=== Source material ===

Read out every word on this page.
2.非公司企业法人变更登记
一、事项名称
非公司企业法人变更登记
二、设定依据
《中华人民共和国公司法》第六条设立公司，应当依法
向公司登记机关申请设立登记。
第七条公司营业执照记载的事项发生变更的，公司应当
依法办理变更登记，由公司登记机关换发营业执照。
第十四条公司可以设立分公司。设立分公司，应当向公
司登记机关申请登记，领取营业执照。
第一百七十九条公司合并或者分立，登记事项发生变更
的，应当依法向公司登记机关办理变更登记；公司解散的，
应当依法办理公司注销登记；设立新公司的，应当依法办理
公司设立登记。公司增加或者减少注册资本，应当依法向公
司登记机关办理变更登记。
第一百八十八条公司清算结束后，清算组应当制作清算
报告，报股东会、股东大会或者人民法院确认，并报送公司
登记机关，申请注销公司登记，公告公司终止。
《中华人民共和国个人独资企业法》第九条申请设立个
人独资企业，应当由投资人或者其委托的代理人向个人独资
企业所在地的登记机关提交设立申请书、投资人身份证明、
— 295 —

===
=== Source material ===

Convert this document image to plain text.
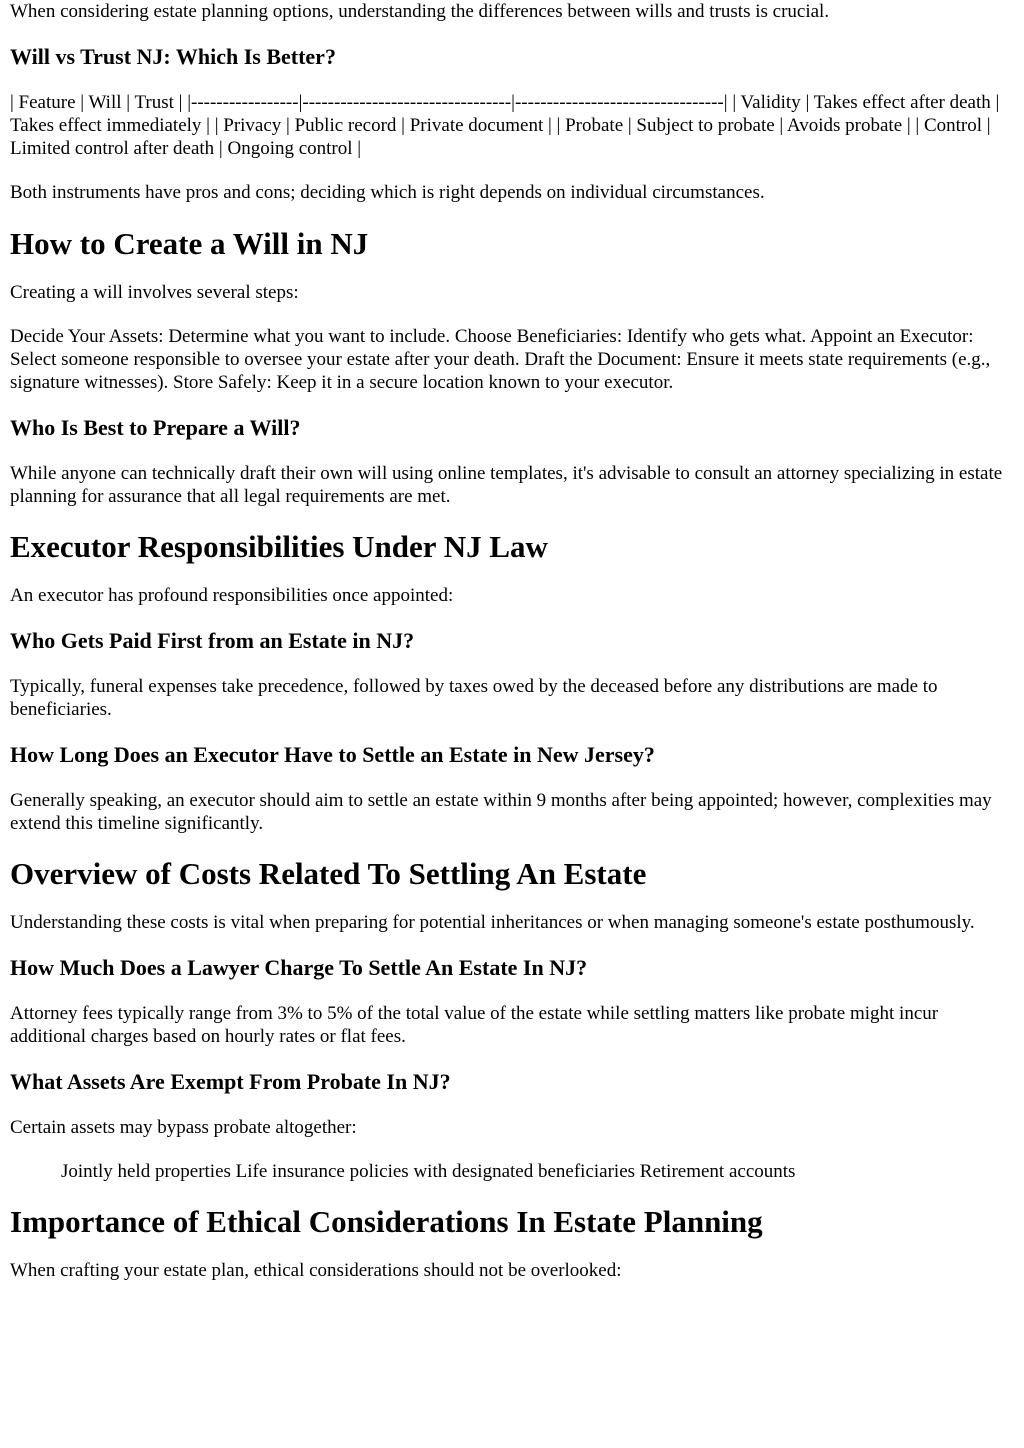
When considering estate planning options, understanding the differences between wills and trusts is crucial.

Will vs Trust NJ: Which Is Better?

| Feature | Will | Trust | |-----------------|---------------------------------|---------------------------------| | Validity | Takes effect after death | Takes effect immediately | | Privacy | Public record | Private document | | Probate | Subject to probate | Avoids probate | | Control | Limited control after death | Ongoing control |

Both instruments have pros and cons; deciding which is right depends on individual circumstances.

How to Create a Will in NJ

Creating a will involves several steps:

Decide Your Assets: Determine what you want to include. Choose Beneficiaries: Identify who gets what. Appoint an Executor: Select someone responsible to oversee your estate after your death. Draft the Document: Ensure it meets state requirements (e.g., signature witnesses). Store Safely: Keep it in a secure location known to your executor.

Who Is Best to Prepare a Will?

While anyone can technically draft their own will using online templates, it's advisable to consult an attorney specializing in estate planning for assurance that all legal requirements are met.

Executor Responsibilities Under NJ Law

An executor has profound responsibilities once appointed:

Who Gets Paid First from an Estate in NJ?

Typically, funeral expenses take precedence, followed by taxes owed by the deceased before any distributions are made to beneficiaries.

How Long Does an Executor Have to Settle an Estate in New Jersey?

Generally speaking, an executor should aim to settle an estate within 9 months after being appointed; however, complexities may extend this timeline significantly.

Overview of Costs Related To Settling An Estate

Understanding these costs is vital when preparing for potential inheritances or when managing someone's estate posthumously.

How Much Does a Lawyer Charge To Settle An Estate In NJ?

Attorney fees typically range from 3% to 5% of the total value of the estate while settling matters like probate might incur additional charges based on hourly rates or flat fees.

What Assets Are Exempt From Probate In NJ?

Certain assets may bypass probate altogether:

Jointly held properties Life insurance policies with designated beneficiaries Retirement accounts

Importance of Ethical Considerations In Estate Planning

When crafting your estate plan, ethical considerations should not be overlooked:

===
=== Source material ===

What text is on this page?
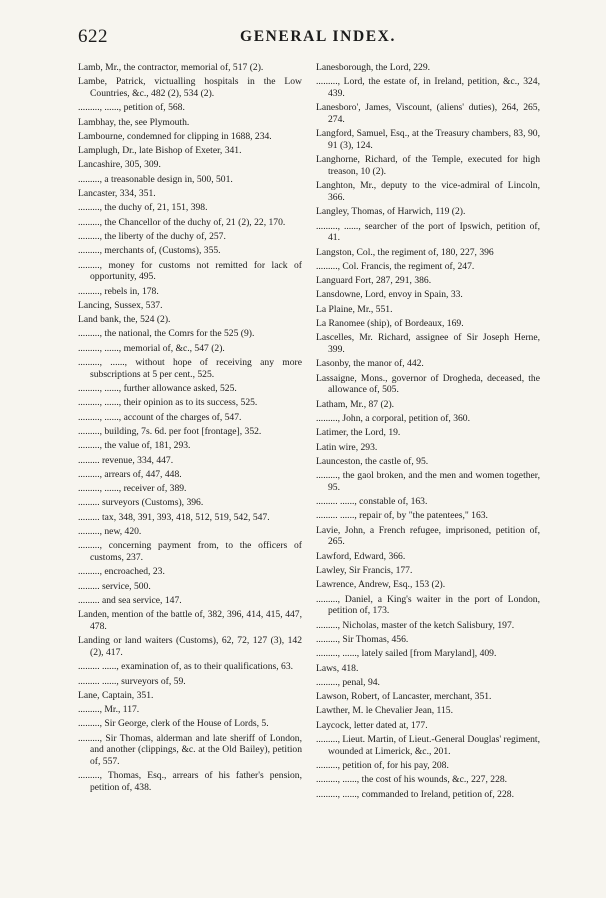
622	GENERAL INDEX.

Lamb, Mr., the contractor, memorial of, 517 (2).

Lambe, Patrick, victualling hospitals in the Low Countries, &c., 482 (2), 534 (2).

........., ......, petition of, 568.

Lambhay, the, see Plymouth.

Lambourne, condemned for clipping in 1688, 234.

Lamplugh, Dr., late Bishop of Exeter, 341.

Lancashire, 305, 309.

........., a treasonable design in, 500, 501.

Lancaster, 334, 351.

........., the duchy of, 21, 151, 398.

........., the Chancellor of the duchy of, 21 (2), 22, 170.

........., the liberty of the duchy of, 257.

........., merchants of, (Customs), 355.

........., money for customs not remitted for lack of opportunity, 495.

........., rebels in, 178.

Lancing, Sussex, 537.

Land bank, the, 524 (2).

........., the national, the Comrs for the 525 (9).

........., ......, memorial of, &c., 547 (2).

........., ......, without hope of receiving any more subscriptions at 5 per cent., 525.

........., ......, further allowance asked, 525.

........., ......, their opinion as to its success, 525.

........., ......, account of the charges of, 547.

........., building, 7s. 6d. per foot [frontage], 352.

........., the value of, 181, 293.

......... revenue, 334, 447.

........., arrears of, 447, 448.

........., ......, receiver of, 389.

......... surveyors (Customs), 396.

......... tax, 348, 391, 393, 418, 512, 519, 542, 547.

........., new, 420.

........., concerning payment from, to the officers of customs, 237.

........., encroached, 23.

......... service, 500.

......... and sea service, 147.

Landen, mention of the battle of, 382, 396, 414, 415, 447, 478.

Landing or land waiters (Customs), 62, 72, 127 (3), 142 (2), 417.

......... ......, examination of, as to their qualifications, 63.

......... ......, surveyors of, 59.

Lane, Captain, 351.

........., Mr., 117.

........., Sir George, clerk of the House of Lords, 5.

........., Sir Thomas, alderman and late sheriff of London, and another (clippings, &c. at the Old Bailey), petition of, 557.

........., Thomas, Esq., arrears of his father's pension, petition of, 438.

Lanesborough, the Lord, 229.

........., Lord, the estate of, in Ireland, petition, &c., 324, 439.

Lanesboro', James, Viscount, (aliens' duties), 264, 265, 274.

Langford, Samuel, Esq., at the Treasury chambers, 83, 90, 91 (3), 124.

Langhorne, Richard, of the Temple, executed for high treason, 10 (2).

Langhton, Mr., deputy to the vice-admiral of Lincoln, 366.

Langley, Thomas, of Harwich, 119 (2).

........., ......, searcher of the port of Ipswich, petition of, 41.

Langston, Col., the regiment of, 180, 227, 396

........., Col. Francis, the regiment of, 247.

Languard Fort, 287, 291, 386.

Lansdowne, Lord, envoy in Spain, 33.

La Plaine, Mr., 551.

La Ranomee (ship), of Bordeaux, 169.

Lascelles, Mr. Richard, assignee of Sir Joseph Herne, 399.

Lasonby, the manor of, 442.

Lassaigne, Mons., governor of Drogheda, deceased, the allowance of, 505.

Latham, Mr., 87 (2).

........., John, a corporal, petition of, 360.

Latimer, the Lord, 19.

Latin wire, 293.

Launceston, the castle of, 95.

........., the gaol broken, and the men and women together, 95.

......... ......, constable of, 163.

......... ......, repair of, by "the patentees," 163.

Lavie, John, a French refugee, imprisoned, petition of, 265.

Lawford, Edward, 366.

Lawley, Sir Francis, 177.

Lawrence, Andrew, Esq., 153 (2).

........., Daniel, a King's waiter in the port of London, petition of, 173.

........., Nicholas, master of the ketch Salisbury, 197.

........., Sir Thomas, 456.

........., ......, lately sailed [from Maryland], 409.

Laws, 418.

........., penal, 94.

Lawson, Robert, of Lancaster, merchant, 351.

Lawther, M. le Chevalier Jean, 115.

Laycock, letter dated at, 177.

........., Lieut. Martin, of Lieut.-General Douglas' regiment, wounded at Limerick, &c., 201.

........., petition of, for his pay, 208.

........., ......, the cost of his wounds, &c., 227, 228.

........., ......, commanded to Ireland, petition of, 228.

===

# Exercise details:
Pull out every line of the records that includes the string "Richard".

# Full output:
Langhorne, Richard, of the Temple, executed for high treason, 10 (2).
Lascelles, Mr. Richard, assignee of Sir Joseph Herne, 399.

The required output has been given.